__Directions__. Print the whole listing exactly.

__Input__.
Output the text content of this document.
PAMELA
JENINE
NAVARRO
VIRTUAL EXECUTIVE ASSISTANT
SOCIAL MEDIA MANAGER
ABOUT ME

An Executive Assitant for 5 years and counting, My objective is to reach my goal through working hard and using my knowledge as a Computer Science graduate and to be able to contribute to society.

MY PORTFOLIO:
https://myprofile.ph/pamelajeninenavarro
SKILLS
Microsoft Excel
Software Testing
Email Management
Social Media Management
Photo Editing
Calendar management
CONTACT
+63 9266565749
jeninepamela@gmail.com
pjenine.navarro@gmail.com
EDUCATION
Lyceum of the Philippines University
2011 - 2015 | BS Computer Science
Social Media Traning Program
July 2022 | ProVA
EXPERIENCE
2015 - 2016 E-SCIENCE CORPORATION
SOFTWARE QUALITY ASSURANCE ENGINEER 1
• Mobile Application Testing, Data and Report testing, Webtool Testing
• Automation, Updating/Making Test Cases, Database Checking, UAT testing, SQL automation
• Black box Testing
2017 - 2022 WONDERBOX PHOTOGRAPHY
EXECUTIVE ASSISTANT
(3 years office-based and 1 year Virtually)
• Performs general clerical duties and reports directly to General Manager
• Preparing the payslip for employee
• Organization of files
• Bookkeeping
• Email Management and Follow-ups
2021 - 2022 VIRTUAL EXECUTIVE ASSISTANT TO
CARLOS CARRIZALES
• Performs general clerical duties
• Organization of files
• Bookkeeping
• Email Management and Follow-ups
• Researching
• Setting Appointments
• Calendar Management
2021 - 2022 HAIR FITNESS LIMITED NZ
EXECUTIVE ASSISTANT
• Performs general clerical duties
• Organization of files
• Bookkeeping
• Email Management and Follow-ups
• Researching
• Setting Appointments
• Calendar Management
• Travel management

__Finished task__.
Output the text content of this document.
PAMELA
JENINE
NAVARRO
VIRTUAL EXECUTIVE ASSISTANT
SOCIAL MEDIA MANAGER
ABOUT ME

An Executive Assitant for 5 years and counting, My objective is to reach my goal through working hard and using my knowledge as a Computer Science graduate and to be able to contribute to society.

MY PORTFOLIO:
https://myprofile.ph/pamelajeninenavarro
SKILLS
Microsoft Excel
Software Testing
Email Management
Social Media Management
Photo Editing
Calendar management
CONTACT
+63 9266565749
jeninepamela@gmail.com
pjenine.navarro@gmail.com
EDUCATION
Lyceum of the Philippines University
2011 - 2015 | BS Computer Science
Social Media Traning Program
July 2022 | ProVA
EXPERIENCE
2015 - 2016 E-SCIENCE CORPORATION
SOFTWARE QUALITY ASSURANCE ENGINEER 1
• Mobile Application Testing, Data and Report testing, Webtool Testing
• Automation, Updating/Making Test Cases, Database Checking, UAT testing, SQL automation
• Black box Testing
2017 - 2022 WONDERBOX PHOTOGRAPHY
EXECUTIVE ASSISTANT
(3 years office-based and 1 year Virtually)
• Performs general clerical duties and reports directly to General Manager
• Preparing the payslip for employee
• Organization of files
• Bookkeeping
• Email Management and Follow-ups
2021 - 2022 VIRTUAL EXECUTIVE ASSISTANT TO
CARLOS CARRIZALES
• Performs general clerical duties
• Organization of files
• Bookkeeping
• Email Management and Follow-ups
• Researching
• Setting Appointments
• Calendar Management
2021 - 2022 HAIR FITNESS LIMITED NZ
EXECUTIVE ASSISTANT
• Performs general clerical duties
• Organization of files
• Bookkeeping
• Email Management and Follow-ups
• Researching
• Setting Appointments
• Calendar Management
• Travel management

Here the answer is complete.